DATA EXCERPTS:
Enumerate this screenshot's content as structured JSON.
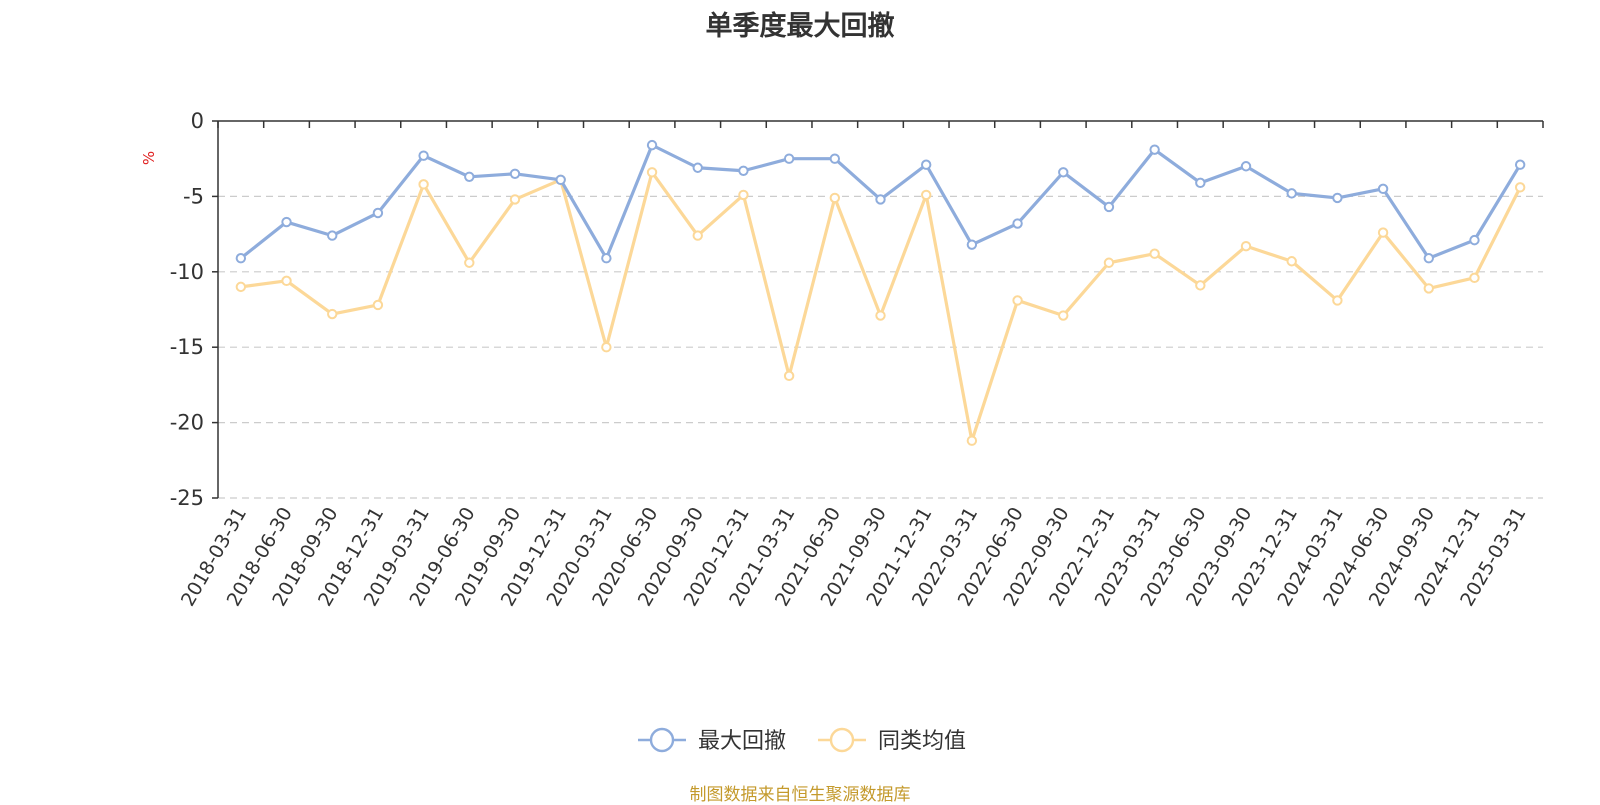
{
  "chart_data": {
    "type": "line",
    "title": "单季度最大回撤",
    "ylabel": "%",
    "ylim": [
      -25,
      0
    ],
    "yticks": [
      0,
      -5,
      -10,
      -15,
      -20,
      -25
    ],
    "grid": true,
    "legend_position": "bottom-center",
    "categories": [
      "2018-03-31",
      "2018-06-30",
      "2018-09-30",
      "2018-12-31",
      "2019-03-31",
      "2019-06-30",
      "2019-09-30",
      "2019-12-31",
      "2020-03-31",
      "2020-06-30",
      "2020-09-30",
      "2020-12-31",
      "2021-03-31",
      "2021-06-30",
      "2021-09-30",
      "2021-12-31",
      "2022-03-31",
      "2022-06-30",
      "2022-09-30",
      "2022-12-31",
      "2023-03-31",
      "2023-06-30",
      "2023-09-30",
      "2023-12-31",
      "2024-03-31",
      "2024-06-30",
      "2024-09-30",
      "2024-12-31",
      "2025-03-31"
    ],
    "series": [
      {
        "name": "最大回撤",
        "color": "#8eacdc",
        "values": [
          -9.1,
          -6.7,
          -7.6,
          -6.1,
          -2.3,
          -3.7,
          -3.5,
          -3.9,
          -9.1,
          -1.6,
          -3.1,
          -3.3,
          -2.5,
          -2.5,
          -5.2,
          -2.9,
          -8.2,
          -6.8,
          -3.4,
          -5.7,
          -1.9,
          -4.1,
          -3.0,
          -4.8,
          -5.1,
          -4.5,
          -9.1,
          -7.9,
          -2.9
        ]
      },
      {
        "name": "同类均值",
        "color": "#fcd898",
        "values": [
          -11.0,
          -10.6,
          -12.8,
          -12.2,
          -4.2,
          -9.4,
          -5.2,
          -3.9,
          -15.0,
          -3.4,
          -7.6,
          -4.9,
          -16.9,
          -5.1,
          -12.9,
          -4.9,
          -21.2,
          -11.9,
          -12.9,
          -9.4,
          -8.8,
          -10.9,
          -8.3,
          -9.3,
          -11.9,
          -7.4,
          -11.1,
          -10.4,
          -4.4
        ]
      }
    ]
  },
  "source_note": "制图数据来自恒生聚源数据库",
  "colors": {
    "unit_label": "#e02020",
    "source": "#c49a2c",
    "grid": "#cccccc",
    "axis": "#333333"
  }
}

EXERCISE: Return each line exactly as written. Any picture gets left out.

SOLVED PROBLEM:
Enumerate this screenshot's content as structured JSON.
{
  "chart_data": {
    "type": "line",
    "title": "单季度最大回撤",
    "ylabel": "%",
    "ylim": [
      -25,
      0
    ],
    "yticks": [
      0,
      -5,
      -10,
      -15,
      -20,
      -25
    ],
    "grid": true,
    "legend_position": "bottom-center",
    "categories": [
      "2018-03-31",
      "2018-06-30",
      "2018-09-30",
      "2018-12-31",
      "2019-03-31",
      "2019-06-30",
      "2019-09-30",
      "2019-12-31",
      "2020-03-31",
      "2020-06-30",
      "2020-09-30",
      "2020-12-31",
      "2021-03-31",
      "2021-06-30",
      "2021-09-30",
      "2021-12-31",
      "2022-03-31",
      "2022-06-30",
      "2022-09-30",
      "2022-12-31",
      "2023-03-31",
      "2023-06-30",
      "2023-09-30",
      "2023-12-31",
      "2024-03-31",
      "2024-06-30",
      "2024-09-30",
      "2024-12-31",
      "2025-03-31"
    ],
    "series": [
      {
        "name": "最大回撤",
        "color": "#8eacdc",
        "values": [
          -9.1,
          -6.7,
          -7.6,
          -6.1,
          -2.3,
          -3.7,
          -3.5,
          -3.9,
          -9.1,
          -1.6,
          -3.1,
          -3.3,
          -2.5,
          -2.5,
          -5.2,
          -2.9,
          -8.2,
          -6.8,
          -3.4,
          -5.7,
          -1.9,
          -4.1,
          -3.0,
          -4.8,
          -5.1,
          -4.5,
          -9.1,
          -7.9,
          -2.9
        ]
      },
      {
        "name": "同类均值",
        "color": "#fcd898",
        "values": [
          -11.0,
          -10.6,
          -12.8,
          -12.2,
          -4.2,
          -9.4,
          -5.2,
          -3.9,
          -15.0,
          -3.4,
          -7.6,
          -4.9,
          -16.9,
          -5.1,
          -12.9,
          -4.9,
          -21.2,
          -11.9,
          -12.9,
          -9.4,
          -8.8,
          -10.9,
          -8.3,
          -9.3,
          -11.9,
          -7.4,
          -11.1,
          -10.4,
          -4.4
        ]
      }
    ]
  },
  "source_note": "制图数据来自恒生聚源数据库",
  "colors": {
    "unit_label": "#e02020",
    "source": "#c49a2c",
    "grid": "#cccccc",
    "axis": "#333333"
  }
}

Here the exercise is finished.